::: The input :::

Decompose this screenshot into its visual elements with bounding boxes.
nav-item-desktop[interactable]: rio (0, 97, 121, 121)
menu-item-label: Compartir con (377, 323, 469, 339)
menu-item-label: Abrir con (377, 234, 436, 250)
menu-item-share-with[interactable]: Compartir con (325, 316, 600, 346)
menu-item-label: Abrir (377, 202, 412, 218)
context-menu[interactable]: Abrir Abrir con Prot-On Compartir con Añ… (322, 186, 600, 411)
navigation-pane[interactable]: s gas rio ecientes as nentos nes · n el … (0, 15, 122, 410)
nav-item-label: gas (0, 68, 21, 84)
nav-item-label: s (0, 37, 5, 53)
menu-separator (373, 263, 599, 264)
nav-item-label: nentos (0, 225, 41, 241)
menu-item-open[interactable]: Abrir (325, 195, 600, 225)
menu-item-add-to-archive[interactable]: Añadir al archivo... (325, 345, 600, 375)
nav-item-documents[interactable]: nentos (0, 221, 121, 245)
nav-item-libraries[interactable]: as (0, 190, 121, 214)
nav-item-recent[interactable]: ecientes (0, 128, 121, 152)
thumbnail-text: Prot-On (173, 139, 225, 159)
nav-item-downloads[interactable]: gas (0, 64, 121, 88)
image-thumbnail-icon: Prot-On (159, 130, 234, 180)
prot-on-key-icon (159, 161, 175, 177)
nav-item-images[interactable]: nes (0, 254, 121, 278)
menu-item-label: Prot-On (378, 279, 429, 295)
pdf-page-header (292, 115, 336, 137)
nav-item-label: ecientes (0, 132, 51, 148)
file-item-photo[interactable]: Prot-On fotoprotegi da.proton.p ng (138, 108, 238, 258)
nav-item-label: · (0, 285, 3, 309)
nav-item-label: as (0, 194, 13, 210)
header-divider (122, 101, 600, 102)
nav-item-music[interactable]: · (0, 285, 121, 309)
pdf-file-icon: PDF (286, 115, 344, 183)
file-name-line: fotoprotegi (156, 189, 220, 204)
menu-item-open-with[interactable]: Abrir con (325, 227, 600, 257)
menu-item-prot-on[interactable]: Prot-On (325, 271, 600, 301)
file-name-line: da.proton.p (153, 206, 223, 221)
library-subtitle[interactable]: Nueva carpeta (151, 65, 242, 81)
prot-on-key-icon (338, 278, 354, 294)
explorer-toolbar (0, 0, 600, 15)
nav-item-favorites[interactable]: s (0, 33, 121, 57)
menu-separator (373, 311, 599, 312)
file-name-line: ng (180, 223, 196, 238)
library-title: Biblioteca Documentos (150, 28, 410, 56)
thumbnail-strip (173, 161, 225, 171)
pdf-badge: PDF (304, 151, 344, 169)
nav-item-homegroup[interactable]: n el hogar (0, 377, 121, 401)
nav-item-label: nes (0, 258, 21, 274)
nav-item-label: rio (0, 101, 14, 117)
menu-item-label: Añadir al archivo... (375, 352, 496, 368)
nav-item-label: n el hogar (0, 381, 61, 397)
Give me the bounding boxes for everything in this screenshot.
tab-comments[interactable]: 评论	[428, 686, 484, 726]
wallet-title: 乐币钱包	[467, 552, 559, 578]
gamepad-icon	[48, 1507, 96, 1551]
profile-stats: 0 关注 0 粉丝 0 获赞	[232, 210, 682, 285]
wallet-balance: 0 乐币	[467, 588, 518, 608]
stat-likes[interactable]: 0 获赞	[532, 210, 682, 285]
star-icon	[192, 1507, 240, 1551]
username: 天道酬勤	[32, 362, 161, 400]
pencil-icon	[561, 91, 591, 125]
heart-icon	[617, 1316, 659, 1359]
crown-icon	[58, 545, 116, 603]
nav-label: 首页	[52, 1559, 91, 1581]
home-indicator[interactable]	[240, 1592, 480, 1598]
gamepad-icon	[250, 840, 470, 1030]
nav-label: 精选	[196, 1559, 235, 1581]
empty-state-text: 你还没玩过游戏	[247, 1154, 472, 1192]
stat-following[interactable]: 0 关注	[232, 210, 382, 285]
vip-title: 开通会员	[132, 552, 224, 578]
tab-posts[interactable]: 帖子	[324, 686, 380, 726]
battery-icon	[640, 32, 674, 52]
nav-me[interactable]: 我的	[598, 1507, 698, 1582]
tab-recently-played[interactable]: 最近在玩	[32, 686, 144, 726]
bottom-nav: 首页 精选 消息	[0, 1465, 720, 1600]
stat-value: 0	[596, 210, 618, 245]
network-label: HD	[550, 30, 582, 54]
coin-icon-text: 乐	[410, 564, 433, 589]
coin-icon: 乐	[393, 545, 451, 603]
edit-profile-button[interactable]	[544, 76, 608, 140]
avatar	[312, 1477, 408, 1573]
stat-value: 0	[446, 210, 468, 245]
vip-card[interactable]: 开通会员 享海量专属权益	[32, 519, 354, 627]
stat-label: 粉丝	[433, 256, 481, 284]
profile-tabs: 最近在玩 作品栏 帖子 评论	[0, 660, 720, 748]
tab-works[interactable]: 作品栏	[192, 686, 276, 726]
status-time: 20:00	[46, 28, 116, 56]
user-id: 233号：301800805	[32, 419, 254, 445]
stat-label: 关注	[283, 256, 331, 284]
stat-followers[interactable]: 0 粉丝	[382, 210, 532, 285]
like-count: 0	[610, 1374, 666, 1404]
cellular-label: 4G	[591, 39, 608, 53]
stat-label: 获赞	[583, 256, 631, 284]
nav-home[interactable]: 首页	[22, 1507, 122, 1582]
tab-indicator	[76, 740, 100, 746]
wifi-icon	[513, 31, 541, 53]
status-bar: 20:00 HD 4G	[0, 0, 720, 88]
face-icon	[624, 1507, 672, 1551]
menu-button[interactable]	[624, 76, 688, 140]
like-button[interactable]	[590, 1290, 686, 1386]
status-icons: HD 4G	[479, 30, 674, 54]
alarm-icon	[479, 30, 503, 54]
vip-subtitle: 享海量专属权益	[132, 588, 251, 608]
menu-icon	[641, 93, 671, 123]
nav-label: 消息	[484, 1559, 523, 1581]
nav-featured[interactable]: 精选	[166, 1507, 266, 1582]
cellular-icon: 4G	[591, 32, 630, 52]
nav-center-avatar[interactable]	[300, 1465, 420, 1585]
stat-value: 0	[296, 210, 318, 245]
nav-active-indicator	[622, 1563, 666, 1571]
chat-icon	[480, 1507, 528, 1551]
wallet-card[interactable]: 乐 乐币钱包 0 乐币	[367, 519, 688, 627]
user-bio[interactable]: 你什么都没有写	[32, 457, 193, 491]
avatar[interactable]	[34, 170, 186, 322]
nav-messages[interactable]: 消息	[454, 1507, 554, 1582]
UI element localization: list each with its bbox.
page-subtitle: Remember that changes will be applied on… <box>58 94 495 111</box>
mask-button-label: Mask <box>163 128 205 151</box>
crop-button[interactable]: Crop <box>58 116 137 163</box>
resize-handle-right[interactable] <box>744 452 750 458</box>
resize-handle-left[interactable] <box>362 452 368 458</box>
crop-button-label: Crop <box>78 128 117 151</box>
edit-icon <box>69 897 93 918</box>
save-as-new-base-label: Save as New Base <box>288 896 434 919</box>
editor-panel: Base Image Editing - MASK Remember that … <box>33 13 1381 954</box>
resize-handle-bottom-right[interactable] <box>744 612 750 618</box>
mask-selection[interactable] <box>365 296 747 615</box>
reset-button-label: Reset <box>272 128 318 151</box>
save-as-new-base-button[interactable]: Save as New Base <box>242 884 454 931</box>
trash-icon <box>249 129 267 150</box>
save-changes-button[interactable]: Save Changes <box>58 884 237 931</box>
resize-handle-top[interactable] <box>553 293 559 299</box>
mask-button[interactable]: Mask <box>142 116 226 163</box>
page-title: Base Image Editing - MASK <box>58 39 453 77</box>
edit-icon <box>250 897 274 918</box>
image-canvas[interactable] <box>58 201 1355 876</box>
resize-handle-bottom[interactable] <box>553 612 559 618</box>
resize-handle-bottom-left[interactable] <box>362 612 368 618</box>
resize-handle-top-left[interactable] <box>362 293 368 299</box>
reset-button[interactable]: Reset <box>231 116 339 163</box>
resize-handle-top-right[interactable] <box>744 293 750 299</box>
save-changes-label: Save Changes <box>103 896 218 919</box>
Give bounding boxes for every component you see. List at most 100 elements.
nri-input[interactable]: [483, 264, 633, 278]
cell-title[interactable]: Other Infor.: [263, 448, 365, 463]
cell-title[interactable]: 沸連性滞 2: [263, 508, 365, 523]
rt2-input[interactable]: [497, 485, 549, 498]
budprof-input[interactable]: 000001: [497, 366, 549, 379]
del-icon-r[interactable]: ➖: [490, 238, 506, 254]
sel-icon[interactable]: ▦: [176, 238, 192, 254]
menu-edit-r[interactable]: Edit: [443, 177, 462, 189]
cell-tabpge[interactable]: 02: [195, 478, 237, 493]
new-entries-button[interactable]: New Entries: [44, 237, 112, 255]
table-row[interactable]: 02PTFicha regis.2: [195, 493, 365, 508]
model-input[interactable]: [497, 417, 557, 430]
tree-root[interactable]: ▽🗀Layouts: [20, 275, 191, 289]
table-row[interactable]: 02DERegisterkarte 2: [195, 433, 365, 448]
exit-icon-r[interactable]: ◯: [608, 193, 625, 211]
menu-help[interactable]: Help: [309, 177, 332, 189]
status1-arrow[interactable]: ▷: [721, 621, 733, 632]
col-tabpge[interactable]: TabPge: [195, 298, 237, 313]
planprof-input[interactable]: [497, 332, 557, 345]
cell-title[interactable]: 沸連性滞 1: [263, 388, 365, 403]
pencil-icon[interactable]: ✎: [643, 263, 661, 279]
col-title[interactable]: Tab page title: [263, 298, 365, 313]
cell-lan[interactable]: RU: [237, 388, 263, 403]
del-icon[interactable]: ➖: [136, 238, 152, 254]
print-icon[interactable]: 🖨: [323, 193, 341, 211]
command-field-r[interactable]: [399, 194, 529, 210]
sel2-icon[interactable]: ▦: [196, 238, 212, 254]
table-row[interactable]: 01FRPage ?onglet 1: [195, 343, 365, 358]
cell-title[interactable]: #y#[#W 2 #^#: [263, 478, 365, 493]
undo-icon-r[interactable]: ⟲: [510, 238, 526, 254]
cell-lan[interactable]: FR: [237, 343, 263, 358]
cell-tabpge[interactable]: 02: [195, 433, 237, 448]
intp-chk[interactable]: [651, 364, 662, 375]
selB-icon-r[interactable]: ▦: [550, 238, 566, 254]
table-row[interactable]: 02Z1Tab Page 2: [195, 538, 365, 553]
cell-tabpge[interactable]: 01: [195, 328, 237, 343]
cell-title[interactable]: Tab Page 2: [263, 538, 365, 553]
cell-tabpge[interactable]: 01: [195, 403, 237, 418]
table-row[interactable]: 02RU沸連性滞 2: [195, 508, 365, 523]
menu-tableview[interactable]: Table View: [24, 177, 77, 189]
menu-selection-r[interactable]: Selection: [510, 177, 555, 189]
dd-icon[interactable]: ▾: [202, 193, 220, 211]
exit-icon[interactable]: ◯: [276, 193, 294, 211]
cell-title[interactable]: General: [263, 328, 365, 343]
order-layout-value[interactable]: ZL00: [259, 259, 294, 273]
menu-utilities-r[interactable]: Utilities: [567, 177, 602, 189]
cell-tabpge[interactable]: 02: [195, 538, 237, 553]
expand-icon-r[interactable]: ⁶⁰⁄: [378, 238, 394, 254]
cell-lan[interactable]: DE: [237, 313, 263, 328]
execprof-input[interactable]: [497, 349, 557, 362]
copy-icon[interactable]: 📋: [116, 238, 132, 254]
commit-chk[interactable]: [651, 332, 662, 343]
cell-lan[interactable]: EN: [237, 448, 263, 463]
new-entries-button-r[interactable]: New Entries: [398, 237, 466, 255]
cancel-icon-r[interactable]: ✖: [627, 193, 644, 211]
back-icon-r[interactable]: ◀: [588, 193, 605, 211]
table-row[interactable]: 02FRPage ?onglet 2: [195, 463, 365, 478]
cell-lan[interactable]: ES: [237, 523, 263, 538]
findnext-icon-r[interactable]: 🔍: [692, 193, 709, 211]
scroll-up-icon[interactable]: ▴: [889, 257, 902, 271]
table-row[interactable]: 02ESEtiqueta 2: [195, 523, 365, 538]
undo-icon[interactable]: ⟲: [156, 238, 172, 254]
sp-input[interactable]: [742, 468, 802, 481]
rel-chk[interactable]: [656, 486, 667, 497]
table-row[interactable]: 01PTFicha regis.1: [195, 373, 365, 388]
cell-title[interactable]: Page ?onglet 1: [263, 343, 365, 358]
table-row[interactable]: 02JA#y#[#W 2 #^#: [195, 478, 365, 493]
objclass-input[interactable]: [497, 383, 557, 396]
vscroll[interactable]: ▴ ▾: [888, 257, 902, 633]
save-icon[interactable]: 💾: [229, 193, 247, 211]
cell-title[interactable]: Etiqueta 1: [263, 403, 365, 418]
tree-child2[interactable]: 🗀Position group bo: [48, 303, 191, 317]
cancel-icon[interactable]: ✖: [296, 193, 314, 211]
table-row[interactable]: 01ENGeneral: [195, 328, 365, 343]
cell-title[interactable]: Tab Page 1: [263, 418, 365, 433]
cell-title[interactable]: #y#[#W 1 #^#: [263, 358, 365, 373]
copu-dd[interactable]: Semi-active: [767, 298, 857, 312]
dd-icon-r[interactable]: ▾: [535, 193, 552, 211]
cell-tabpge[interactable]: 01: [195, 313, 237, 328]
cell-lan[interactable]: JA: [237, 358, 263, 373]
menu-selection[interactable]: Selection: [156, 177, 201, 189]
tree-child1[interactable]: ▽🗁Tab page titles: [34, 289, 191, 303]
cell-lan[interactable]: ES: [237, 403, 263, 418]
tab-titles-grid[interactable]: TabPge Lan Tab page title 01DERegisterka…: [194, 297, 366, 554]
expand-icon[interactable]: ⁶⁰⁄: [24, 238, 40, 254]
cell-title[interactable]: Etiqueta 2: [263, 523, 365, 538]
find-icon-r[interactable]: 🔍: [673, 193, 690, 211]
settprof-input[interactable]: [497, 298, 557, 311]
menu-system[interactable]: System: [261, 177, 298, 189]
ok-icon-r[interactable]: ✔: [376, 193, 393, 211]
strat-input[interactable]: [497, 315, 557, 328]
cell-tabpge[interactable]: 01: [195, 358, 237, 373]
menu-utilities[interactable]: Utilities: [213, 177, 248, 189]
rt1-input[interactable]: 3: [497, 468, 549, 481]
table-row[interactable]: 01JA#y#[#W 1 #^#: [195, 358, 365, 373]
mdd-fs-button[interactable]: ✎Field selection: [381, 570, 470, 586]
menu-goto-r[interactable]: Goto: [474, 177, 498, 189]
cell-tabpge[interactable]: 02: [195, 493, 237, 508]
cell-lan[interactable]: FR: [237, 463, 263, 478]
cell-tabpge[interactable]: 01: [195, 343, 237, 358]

:::

▸ **Task**
Copy the records word for word, beginning with the first line and stopping after the line that contains "pdf-file-icon: PDF (286, 115, 344, 183)".

▸ **Worked answer**
Decompose this screenshot into its visual elements with bounding boxes.
nav-item-desktop[interactable]: rio (0, 97, 121, 121)
menu-item-label: Compartir con (377, 323, 469, 339)
menu-item-label: Abrir con (377, 234, 436, 250)
menu-item-share-with[interactable]: Compartir con (325, 316, 600, 346)
menu-item-label: Abrir (377, 202, 412, 218)
context-menu[interactable]: Abrir Abrir con Prot-On Compartir con Añ… (322, 186, 600, 411)
navigation-pane[interactable]: s gas rio ecientes as nentos nes · n el … (0, 15, 122, 410)
nav-item-label: gas (0, 68, 21, 84)
nav-item-label: s (0, 37, 5, 53)
menu-separator (373, 263, 599, 264)
nav-item-label: nentos (0, 225, 41, 241)
menu-item-open[interactable]: Abrir (325, 195, 600, 225)
menu-item-add-to-archive[interactable]: Añadir al archivo... (325, 345, 600, 375)
nav-item-documents[interactable]: nentos (0, 221, 121, 245)
nav-item-libraries[interactable]: as (0, 190, 121, 214)
nav-item-recent[interactable]: ecientes (0, 128, 121, 152)
thumbnail-text: Prot-On (173, 139, 225, 159)
nav-item-downloads[interactable]: gas (0, 64, 121, 88)
image-thumbnail-icon: Prot-On (159, 130, 234, 180)
prot-on-key-icon (159, 161, 175, 177)
nav-item-images[interactable]: nes (0, 254, 121, 278)
menu-item-label: Prot-On (378, 279, 429, 295)
pdf-page-header (292, 115, 336, 137)
nav-item-label: ecientes (0, 132, 51, 148)
file-item-photo[interactable]: Prot-On fotoprotegi da.proton.p ng (138, 108, 238, 258)
nav-item-label: · (0, 285, 3, 309)
nav-item-label: as (0, 194, 13, 210)
header-divider (122, 101, 600, 102)
nav-item-music[interactable]: · (0, 285, 121, 309)
pdf-file-icon: PDF (286, 115, 344, 183)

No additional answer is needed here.